[SET EXERCISE]:
Set each record down exactly, excluding all images.

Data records
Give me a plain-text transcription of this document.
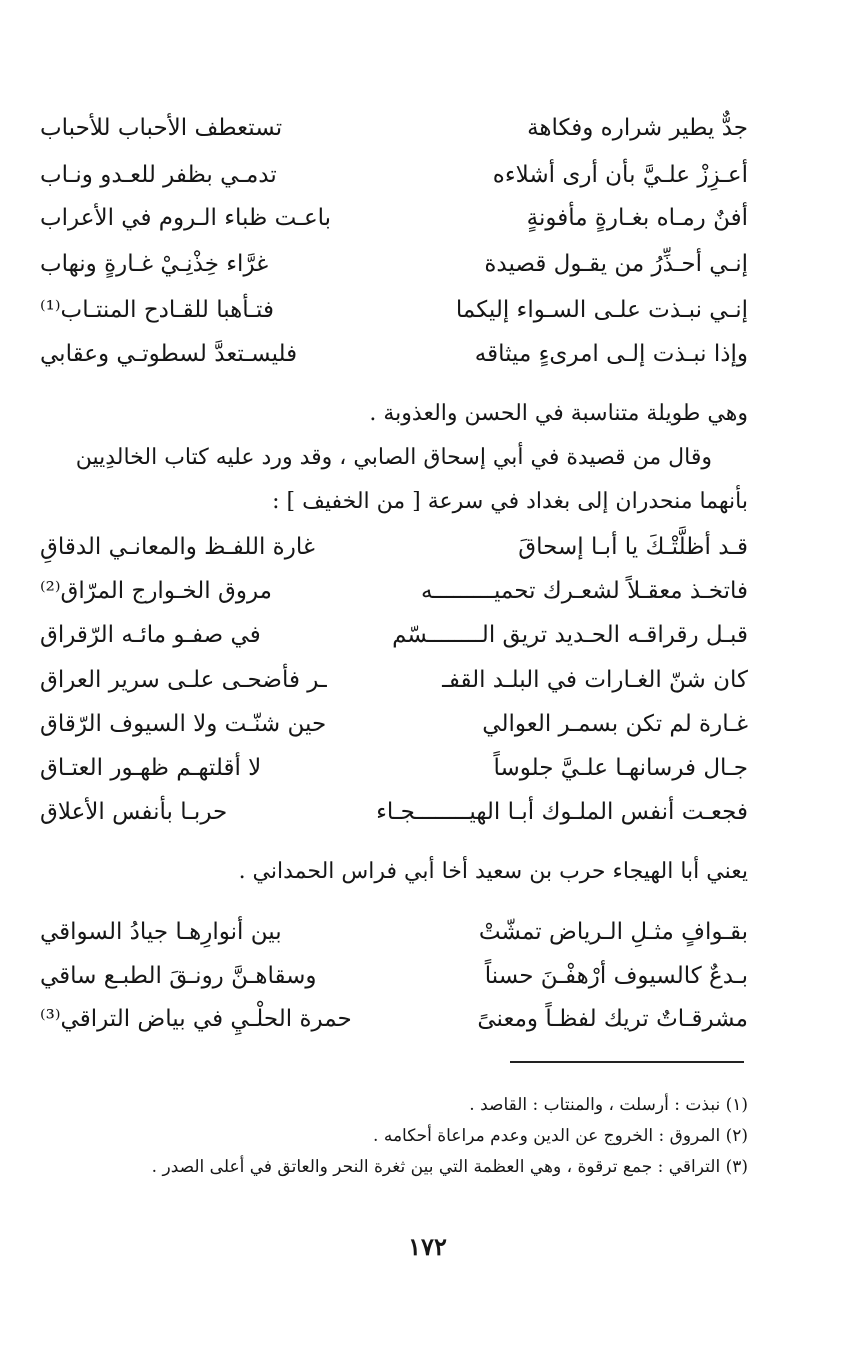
جدٌّ يطير شراره وفكاهة
تستعطف الأحباب للأحباب
أعـزِزْ علـيَّ بأن أرى أشلاءه
تدمـي بظفر للعـدو ونـاب
أفنٌ رمـاه بغـارةٍ مأفونةٍ
باعـت ظباء الـروم في الأعراب
إنـي أحـذِّرُ من يقـول قصيدة
غرَّاء خِذْنِـيْ غـارةٍ ونهاب
إنـي نبـذت علـى السـواء إليكما
فتـأهبا للقـادح المنتـاب⁽¹⁾
وإذا نبـذت إلـى امرىءٍ ميثاقه
فليسـتعدَّ لسطوتـي وعقابي
وهي طويلة متناسبة في الحسن والعذوبة .
وقال من قصيدة في أبي إسحاق الصابي ، وقد ورد عليه كتاب الخالدِيين
بأنهما منحدران إلى بغداد في سرعة [ من الخفيف ] :
قـد أظلَّتْـكَ يا أبـا إسحاقَ
غارة اللفـظ والمعانـي الدقاقِ
فاتخـذ معقـلاً لشعـرك تحميـــــــــه
مروق الخـوارج المرّاق⁽²⁾
قبـل رقراقـه الحـديد تريق الــــــــسّم
في صفـو مائـه الرّقراق
كان شنّ الغـارات في البلـد القفـ
ـر فأضحـى علـى سرير العراق
غـارة لم تكن بسمـر العوالي
حين شنّـت ولا السيوف الرّقاق
جـال فرسانهـا علـيَّ جلوساً
لا أقلتهـم ظهـور العتـاق
فجعـت أنفس الملـوك أبـا الهيــــــــجـاء
حربـا بأنفس الأعلاق
يعني أبا الهيجاء حرب بن سعيد أخا أبي فراس الحمداني .
بقـوافٍ مثـلِ الـرياض تمشّتْ
بين أنوارِهـا جيادُ السواقي
بـدعٌ كالسيوف أرْهفْـنَ حسناً
وسقاهـنَّ رونـقَ الطبـع ساقي
مشرقـاتٌ تريك لفظـاً ومعنىً
حمرة الحلْـيِ في بياض التراقي⁽³⁾
(١) نبذت : أرسلت ، والمنتاب : القاصد .
(٢) المروق : الخروج عن الدين وعدم مراعاة أحكامه .
(٣) التراقي : جمع ترقوة ، وهي العظمة التي بين ثغرة النحر والعاتق في أعلى الصدر .
١٧٢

[OUTPUT FOR THIS TASK]:
Give me a plain-text transcription of this document.
جدٌّ يطير شراره وفكاهة
تستعطف الأحباب للأحباب
أعـزِزْ علـيَّ بأن أرى أشلاءه
تدمـي بظفر للعـدو ونـاب
أفنٌ رمـاه بغـارةٍ مأفونةٍ
باعـت ظباء الـروم في الأعراب
إنـي أحـذِّرُ من يقـول قصيدة
غرَّاء خِذْنِـيْ غـارةٍ ونهاب
إنـي نبـذت علـى السـواء إليكما
فتـأهبا للقـادح المنتـاب⁽¹⁾
وإذا نبـذت إلـى امرىءٍ ميثاقه
فليسـتعدَّ لسطوتـي وعقابي
وهي طويلة متناسبة في الحسن والعذوبة .
وقال من قصيدة في أبي إسحاق الصابي ، وقد ورد عليه كتاب الخالدِيين
بأنهما منحدران إلى بغداد في سرعة [ من الخفيف ] :
قـد أظلَّتْـكَ يا أبـا إسحاقَ
غارة اللفـظ والمعانـي الدقاقِ
فاتخـذ معقـلاً لشعـرك تحميـــــــــه
مروق الخـوارج المرّاق⁽²⁾
قبـل رقراقـه الحـديد تريق الــــــــسّم
في صفـو مائـه الرّقراق
كان شنّ الغـارات في البلـد القفـ
ـر فأضحـى علـى سرير العراق
غـارة لم تكن بسمـر العوالي
حين شنّـت ولا السيوف الرّقاق
جـال فرسانهـا علـيَّ جلوساً
لا أقلتهـم ظهـور العتـاق
فجعـت أنفس الملـوك أبـا الهيــــــــجـاء
حربـا بأنفس الأعلاق
يعني أبا الهيجاء حرب بن سعيد أخا أبي فراس الحمداني .
بقـوافٍ مثـلِ الـرياض تمشّتْ
بين أنوارِهـا جيادُ السواقي
بـدعٌ كالسيوف أرْهفْـنَ حسناً
وسقاهـنَّ رونـقَ الطبـع ساقي
مشرقـاتٌ تريك لفظـاً ومعنىً
حمرة الحلْـيِ في بياض التراقي⁽³⁾
(١) نبذت : أرسلت ، والمنتاب : القاصد .
(٢) المروق : الخروج عن الدين وعدم مراعاة أحكامه .
(٣) التراقي : جمع ترقوة ، وهي العظمة التي بين ثغرة النحر والعاتق في أعلى الصدر .
١٧٢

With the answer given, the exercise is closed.